Rows from a figure dataset
----

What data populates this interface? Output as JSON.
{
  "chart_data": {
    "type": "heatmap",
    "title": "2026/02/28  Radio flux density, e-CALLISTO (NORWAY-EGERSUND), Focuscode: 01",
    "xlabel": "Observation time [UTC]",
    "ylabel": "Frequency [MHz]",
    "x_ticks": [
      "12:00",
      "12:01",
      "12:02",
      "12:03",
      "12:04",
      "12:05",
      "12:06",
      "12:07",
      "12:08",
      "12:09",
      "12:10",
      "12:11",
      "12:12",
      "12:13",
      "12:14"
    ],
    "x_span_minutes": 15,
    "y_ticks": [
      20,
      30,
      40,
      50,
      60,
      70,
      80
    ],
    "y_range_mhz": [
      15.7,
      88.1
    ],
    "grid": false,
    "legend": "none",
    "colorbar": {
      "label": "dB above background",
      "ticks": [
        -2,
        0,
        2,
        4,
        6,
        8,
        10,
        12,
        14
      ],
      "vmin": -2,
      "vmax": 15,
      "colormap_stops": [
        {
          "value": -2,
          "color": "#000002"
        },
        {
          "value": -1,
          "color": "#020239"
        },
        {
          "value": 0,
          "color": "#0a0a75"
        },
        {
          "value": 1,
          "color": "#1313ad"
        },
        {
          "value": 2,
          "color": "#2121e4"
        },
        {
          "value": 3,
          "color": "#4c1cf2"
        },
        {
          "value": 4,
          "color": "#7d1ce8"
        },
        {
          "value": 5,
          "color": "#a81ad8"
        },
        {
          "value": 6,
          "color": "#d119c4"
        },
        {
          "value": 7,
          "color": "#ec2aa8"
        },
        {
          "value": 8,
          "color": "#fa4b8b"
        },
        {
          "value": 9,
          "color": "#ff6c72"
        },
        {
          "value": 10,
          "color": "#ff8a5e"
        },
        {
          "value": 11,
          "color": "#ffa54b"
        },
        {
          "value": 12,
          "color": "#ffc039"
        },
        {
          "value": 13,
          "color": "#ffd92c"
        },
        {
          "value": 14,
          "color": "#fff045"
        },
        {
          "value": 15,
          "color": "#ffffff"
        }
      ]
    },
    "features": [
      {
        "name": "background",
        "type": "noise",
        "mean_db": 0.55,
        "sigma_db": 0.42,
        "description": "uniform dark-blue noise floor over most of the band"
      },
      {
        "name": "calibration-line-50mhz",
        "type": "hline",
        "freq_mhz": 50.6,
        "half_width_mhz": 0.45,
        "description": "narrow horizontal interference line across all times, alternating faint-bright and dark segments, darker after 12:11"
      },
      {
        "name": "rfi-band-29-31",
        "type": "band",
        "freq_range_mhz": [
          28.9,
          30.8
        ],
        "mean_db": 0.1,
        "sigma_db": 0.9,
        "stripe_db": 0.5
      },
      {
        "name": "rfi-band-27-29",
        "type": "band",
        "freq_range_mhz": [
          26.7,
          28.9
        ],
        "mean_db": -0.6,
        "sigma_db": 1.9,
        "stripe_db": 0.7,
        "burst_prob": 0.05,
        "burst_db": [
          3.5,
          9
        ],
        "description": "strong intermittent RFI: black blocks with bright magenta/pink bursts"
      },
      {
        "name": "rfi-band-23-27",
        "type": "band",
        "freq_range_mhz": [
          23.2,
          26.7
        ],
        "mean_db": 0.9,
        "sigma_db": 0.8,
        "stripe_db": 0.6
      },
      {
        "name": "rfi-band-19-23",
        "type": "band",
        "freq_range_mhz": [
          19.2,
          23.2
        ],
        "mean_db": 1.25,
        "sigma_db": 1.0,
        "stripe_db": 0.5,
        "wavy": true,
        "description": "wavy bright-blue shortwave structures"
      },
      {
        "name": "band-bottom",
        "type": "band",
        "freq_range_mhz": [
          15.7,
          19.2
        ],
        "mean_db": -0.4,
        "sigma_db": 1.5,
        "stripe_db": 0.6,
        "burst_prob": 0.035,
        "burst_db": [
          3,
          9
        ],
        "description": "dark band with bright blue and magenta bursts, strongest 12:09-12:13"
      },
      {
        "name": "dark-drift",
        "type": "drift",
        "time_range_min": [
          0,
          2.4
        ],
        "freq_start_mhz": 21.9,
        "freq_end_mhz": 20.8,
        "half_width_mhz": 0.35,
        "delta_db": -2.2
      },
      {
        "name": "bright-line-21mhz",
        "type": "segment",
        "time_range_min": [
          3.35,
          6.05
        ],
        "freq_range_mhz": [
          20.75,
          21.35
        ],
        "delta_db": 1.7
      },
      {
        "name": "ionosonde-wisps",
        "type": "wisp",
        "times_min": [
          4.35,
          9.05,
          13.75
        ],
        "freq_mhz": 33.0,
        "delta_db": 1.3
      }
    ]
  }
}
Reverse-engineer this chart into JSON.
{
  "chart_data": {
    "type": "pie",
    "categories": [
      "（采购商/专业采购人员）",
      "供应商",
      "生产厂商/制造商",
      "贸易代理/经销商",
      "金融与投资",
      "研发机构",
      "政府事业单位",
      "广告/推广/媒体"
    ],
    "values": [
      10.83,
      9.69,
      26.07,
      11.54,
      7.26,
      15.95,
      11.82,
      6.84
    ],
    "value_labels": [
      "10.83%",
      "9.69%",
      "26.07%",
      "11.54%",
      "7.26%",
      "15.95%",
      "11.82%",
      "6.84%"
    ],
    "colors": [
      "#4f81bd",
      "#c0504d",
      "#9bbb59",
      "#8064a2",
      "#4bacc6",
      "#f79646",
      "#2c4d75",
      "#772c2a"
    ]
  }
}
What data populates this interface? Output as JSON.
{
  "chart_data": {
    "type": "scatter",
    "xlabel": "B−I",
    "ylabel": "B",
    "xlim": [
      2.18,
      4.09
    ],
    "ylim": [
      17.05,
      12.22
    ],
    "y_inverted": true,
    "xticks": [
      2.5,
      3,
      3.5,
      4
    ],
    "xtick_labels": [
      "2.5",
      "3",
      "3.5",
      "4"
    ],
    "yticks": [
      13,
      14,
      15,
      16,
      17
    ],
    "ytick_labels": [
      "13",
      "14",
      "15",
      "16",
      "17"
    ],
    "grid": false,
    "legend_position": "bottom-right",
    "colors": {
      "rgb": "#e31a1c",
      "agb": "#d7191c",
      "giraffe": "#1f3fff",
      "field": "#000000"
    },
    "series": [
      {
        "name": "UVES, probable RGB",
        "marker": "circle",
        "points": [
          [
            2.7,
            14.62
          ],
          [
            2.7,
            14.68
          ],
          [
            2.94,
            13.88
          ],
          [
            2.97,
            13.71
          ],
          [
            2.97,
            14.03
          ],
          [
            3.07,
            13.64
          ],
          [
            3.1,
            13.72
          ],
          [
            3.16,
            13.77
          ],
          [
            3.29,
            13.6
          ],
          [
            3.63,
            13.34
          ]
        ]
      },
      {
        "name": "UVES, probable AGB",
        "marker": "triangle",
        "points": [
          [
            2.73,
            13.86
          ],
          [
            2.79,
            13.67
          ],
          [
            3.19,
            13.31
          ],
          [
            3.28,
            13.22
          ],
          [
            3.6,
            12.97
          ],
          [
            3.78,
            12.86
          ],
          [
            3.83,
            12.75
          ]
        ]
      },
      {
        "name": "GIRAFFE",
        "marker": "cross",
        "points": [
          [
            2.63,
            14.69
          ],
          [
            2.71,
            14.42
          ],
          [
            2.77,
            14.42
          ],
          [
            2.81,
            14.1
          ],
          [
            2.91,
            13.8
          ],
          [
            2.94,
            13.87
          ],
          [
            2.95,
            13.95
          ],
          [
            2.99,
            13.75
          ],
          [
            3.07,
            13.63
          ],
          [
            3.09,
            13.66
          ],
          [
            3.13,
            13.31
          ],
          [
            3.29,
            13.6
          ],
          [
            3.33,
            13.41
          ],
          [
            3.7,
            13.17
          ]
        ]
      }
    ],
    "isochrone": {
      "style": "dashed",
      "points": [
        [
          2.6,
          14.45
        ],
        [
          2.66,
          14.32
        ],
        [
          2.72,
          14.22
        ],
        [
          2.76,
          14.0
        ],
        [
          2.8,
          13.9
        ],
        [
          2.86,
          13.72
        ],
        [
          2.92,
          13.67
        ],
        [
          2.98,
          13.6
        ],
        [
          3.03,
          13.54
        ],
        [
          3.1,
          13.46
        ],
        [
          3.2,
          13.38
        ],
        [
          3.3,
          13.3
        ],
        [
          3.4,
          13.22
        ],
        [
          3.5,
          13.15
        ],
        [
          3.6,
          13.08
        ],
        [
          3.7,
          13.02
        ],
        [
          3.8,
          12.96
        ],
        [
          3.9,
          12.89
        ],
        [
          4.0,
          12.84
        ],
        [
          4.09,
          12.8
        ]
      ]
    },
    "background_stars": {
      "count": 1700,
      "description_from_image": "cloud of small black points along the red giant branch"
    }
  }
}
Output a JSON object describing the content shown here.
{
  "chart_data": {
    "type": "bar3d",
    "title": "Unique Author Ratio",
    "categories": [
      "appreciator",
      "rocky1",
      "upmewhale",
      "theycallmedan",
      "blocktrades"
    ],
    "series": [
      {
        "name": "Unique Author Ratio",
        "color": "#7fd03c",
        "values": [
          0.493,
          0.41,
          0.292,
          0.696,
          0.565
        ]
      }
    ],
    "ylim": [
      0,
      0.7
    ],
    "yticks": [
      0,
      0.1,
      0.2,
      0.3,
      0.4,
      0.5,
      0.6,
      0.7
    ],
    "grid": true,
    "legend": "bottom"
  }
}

----

Copy all lines from the material that hold "marker".

        "marker": "circle",
        "marker": "triangle",
        "marker": "cross",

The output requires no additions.